GIVEN INSTRUCTION
Count the lines in the listing below that contain the string "dropdown", and give only the number.

Some listings:
##############################
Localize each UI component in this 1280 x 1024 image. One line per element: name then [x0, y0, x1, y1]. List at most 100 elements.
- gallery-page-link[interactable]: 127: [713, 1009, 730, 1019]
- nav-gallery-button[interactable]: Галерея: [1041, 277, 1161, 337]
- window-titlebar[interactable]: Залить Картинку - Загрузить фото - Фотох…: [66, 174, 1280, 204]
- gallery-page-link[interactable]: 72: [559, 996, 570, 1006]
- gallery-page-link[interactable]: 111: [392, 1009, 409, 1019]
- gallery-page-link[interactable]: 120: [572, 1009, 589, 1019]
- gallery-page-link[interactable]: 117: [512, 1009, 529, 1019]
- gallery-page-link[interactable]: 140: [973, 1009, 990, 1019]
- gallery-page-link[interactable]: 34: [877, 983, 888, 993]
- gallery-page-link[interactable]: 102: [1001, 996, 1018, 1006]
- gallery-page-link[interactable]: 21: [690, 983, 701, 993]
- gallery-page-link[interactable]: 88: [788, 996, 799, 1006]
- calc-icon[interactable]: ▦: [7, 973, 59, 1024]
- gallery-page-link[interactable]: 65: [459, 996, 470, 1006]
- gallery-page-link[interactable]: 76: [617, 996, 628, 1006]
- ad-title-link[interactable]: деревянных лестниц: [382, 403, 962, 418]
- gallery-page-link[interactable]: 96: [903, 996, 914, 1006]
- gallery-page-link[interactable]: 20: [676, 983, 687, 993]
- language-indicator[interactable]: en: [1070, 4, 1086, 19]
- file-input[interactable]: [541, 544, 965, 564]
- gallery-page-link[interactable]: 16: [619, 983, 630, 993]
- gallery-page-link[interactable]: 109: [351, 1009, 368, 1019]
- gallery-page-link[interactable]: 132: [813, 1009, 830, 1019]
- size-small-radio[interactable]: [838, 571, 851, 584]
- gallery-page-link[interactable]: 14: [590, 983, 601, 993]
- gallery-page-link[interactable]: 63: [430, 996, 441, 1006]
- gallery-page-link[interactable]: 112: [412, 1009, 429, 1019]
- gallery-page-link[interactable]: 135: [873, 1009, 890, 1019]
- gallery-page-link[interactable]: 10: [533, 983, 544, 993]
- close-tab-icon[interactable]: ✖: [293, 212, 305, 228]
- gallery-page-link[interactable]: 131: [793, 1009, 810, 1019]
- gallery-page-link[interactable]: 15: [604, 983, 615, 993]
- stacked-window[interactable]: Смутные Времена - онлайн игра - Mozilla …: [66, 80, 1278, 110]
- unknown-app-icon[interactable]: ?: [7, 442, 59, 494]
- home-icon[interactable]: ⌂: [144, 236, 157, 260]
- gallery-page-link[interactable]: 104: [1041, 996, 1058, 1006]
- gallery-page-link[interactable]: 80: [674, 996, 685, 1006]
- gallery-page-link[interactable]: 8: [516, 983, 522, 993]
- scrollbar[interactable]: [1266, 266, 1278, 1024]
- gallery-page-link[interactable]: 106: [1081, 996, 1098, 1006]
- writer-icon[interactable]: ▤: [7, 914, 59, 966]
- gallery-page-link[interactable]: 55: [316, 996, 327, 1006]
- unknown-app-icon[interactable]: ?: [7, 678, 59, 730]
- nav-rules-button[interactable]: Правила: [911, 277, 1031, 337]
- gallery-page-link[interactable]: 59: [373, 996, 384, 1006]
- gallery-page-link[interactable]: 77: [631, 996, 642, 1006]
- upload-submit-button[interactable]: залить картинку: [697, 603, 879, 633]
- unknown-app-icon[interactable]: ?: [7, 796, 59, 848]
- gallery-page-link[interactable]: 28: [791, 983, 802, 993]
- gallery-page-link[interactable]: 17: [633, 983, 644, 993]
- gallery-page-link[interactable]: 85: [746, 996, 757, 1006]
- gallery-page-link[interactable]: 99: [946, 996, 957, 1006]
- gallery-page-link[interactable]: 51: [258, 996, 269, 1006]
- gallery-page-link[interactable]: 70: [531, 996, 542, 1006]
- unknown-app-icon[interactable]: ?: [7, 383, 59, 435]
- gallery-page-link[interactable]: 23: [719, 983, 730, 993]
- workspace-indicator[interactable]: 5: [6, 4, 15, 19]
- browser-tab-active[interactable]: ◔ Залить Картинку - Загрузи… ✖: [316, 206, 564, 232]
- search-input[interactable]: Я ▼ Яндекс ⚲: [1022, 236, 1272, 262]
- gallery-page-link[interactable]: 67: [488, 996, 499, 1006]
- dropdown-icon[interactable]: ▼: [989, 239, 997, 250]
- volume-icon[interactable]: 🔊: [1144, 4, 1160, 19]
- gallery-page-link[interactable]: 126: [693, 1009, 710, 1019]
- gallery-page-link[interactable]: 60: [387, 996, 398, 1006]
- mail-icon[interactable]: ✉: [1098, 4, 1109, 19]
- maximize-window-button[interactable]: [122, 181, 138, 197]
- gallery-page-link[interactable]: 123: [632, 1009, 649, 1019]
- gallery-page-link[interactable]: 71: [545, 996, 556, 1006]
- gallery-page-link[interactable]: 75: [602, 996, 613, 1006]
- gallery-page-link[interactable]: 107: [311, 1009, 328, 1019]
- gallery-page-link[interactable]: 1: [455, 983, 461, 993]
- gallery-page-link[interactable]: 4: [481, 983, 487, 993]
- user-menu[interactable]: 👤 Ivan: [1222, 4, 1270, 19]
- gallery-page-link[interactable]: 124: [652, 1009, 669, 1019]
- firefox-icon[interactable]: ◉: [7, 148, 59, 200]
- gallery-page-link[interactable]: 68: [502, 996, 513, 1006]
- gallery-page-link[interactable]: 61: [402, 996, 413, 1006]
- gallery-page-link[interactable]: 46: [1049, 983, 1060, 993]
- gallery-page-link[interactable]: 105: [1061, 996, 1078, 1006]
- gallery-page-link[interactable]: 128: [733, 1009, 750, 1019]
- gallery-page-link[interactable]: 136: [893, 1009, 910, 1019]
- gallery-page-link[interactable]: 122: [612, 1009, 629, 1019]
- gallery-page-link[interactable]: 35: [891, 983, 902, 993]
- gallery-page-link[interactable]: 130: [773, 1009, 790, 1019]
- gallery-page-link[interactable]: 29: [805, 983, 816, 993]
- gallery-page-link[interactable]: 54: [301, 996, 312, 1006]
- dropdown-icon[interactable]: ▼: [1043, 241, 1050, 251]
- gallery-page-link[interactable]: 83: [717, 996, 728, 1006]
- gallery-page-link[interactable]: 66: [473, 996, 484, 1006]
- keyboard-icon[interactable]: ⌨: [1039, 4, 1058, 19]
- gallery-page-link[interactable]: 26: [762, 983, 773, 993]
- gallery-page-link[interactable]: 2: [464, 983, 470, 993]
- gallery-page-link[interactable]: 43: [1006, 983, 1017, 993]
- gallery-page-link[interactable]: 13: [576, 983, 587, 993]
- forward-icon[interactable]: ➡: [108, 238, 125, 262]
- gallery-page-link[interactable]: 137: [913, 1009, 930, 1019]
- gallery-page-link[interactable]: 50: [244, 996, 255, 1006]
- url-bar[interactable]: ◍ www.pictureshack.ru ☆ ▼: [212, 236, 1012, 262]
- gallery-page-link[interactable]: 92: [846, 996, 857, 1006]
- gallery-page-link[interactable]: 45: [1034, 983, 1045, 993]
##############################
OUTPUT FOR THIS TASK
2